Give the data below again exactly as written, without its pictures.

--- --- ---

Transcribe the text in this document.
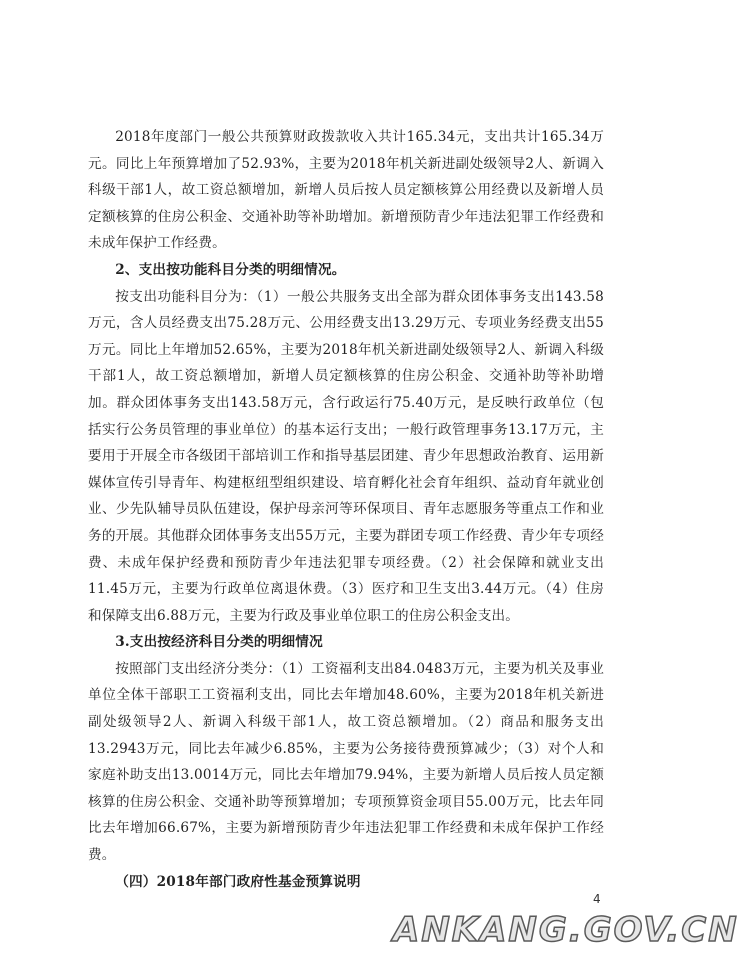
2018年度部门一般公共预算财政拨款收入共计165.34元，支出共计165.34万元。同比上年预算增加了52.93%，主要为2018年机关新进副处级领导2人、新调入科级干部1人，故工资总额增加，新增人员后按人员定额核算公用经费以及新增人员定额核算的住房公积金、交通补助等补助增加。新增预防青少年违法犯罪工作经费和未成年保护工作经费。

2、支出按功能科目分类的明细情况。

按支出功能科目分为：（1）一般公共服务支出全部为群众团体事务支出143.58万元，含人员经费支出75.28万元、公用经费支出13.29万元、专项业务经费支出55万元。同比上年增加52.65%，主要为2018年机关新进副处级领导2人、新调入科级干部1人，故工资总额增加，新增人员定额核算的住房公积金、交通补助等补助增加。群众团体事务支出143.58万元，含行政运行75.40万元，是反映行政单位（包括实行公务员管理的事业单位）的基本运行支出；一般行政管理事务13.17万元，主要用于开展全市各级团干部培训工作和指导基层团建、青少年思想政治教育、运用新媒体宣传引导青年、构建枢纽型组织建设、培育孵化社会育年组织、益动育年就业创业、少先队辅导员队伍建设，保护母亲河等环保项目、青年志愿服务等重点工作和业务的开展。其他群众团体事务支出55万元，主要为群团专项工作经费、青少年专项经费、未成年保护经费和预防青少年违法犯罪专项经费。（2）社会保障和就业支出11.45万元，主要为行政单位离退休费。（3）医疗和卫生支出3.44万元。（4）住房和保障支出6.88万元，主要为行政及事业单位职工的住房公积金支出。

3.支出按经济科目分类的明细情况

按照部门支出经济分类分：（1）工资福利支出84.0483万元，主要为机关及事业单位全体干部职工工资福利支出，同比去年增加48.60%，主要为2018年机关新进副处级领导2人、新调入科级干部1人，故工资总额增加。（2）商品和服务支出13.2943万元，同比去年减少6.85%，主要为公务接待费预算减少；（3）对个人和家庭补助支出13.0014万元，同比去年增加79.94%，主要为新增人员后按人员定额核算的住房公积金、交通补助等预算增加；专项预算资金项目55.00万元，比去年同比去年增加66.67%，主要为新增预防青少年违法犯罪工作经费和未成年保护工作经费。

（四）2018年部门政府性基金预算说明

4
ANKANG.GOV.CN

--- --- ---

> **Solution to this problem**
Transcribe the text in this document.
2018年度部门一般公共预算财政拨款收入共计165.34元，支出共计165.34万元。同比上年预算增加了52.93%，主要为2018年机关新进副处级领导2人、新调入科级干部1人，故工资总额增加，新增人员后按人员定额核算公用经费以及新增人员定额核算的住房公积金、交通补助等补助增加。新增预防青少年违法犯罪工作经费和未成年保护工作经费。

2、支出按功能科目分类的明细情况。

按支出功能科目分为：（1）一般公共服务支出全部为群众团体事务支出143.58万元，含人员经费支出75.28万元、公用经费支出13.29万元、专项业务经费支出55万元。同比上年增加52.65%，主要为2018年机关新进副处级领导2人、新调入科级干部1人，故工资总额增加，新增人员定额核算的住房公积金、交通补助等补助增加。群众团体事务支出143.58万元，含行政运行75.40万元，是反映行政单位（包括实行公务员管理的事业单位）的基本运行支出；一般行政管理事务13.17万元，主要用于开展全市各级团干部培训工作和指导基层团建、青少年思想政治教育、运用新媒体宣传引导青年、构建枢纽型组织建设、培育孵化社会育年组织、益动育年就业创业、少先队辅导员队伍建设，保护母亲河等环保项目、青年志愿服务等重点工作和业务的开展。其他群众团体事务支出55万元，主要为群团专项工作经费、青少年专项经费、未成年保护经费和预防青少年违法犯罪专项经费。（2）社会保障和就业支出11.45万元，主要为行政单位离退休费。（3）医疗和卫生支出3.44万元。（4）住房和保障支出6.88万元，主要为行政及事业单位职工的住房公积金支出。

3.支出按经济科目分类的明细情况

按照部门支出经济分类分：（1）工资福利支出84.0483万元，主要为机关及事业单位全体干部职工工资福利支出，同比去年增加48.60%，主要为2018年机关新进副处级领导2人、新调入科级干部1人，故工资总额增加。（2）商品和服务支出13.2943万元，同比去年减少6.85%，主要为公务接待费预算减少；（3）对个人和家庭补助支出13.0014万元，同比去年增加79.94%，主要为新增人员后按人员定额核算的住房公积金、交通补助等预算增加；专项预算资金项目55.00万元，比去年同比去年增加66.67%，主要为新增预防青少年违法犯罪工作经费和未成年保护工作经费。

（四）2018年部门政府性基金预算说明

4
ANKANG.GOV.CN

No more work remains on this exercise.